PROBLEM REQUIREMENTS:
Find each line holding the word "plates" and give the number of such lines, nothing else.
>> Start TASK INPUT
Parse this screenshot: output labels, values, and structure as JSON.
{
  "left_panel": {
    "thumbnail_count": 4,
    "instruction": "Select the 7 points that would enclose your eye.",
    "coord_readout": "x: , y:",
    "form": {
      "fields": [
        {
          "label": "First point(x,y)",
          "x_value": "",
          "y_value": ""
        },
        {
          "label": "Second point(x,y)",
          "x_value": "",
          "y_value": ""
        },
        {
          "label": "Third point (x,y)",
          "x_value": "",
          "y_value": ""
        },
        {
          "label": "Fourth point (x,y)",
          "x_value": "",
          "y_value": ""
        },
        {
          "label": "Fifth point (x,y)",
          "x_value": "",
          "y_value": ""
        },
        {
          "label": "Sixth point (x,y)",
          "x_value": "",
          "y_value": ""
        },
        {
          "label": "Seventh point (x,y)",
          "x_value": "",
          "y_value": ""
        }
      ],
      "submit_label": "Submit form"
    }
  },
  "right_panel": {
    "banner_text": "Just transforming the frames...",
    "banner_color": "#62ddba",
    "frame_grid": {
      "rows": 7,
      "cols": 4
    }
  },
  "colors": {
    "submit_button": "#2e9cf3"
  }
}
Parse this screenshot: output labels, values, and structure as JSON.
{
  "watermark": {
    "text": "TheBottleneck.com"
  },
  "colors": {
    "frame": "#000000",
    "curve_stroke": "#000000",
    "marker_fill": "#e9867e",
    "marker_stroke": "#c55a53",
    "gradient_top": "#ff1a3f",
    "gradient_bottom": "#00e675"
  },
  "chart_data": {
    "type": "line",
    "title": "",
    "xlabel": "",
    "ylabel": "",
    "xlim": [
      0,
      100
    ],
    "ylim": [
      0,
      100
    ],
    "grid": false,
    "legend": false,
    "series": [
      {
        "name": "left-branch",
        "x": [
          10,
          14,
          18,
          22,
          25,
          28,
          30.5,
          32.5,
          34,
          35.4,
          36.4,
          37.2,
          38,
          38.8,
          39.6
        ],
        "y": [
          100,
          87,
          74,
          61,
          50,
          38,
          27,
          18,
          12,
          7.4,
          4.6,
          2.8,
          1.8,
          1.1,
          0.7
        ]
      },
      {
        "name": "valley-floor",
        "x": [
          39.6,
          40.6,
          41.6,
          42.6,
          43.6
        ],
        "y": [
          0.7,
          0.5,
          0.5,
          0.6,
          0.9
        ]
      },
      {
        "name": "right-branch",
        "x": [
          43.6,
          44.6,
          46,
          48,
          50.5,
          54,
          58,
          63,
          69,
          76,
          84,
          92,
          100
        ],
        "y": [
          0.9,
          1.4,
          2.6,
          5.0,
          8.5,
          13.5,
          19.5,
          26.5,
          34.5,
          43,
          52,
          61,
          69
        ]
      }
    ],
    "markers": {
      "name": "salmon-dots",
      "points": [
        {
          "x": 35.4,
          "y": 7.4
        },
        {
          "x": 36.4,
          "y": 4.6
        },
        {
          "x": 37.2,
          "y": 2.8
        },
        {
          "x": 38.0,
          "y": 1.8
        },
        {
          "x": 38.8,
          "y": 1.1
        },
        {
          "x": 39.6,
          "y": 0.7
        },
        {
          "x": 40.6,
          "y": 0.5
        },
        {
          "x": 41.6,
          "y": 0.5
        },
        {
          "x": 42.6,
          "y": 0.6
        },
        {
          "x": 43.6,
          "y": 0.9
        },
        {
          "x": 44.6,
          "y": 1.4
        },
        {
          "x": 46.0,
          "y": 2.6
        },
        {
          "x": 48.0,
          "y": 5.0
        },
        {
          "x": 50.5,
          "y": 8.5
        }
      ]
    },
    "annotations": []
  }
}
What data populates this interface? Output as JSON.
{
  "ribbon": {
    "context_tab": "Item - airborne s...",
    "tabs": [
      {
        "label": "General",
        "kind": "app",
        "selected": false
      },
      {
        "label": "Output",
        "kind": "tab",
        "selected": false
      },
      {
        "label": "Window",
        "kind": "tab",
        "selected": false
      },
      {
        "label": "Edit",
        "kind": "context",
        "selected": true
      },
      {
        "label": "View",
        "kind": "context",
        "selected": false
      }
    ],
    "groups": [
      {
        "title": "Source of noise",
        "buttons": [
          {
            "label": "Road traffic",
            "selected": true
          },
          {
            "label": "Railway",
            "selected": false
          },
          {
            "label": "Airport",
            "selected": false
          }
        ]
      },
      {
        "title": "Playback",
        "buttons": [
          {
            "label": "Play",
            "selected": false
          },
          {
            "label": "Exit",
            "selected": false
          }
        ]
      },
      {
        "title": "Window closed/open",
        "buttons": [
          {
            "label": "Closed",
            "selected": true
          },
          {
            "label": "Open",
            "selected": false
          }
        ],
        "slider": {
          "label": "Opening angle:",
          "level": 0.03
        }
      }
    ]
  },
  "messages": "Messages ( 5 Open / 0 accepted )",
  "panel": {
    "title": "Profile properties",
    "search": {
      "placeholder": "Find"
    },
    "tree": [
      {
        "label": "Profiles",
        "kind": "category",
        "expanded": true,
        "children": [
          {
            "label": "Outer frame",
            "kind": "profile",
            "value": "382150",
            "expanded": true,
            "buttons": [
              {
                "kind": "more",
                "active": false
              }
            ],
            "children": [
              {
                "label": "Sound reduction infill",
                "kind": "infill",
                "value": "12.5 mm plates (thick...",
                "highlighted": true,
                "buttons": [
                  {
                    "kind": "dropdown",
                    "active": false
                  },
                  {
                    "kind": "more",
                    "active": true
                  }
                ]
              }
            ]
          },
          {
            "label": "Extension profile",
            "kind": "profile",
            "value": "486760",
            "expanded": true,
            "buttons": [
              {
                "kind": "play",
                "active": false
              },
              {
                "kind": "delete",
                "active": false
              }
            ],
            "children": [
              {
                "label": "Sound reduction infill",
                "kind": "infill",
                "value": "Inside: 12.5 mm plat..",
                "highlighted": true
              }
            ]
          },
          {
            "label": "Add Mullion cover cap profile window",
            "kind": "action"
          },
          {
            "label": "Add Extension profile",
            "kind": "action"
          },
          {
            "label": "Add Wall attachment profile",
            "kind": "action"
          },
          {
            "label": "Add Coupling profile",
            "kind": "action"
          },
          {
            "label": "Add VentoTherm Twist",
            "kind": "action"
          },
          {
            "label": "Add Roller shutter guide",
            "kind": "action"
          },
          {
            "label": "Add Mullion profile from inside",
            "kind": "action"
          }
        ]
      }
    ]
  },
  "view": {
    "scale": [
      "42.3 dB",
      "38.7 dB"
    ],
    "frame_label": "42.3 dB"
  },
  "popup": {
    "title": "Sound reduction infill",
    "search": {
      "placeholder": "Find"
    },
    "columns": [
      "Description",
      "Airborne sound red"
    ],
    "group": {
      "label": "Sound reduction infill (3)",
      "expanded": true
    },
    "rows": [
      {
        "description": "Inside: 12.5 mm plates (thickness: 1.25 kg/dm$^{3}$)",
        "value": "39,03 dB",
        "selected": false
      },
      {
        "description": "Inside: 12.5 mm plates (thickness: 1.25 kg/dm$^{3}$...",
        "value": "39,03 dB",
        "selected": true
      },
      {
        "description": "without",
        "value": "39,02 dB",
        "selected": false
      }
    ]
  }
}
>> End TASK INPUT
RESULT:
3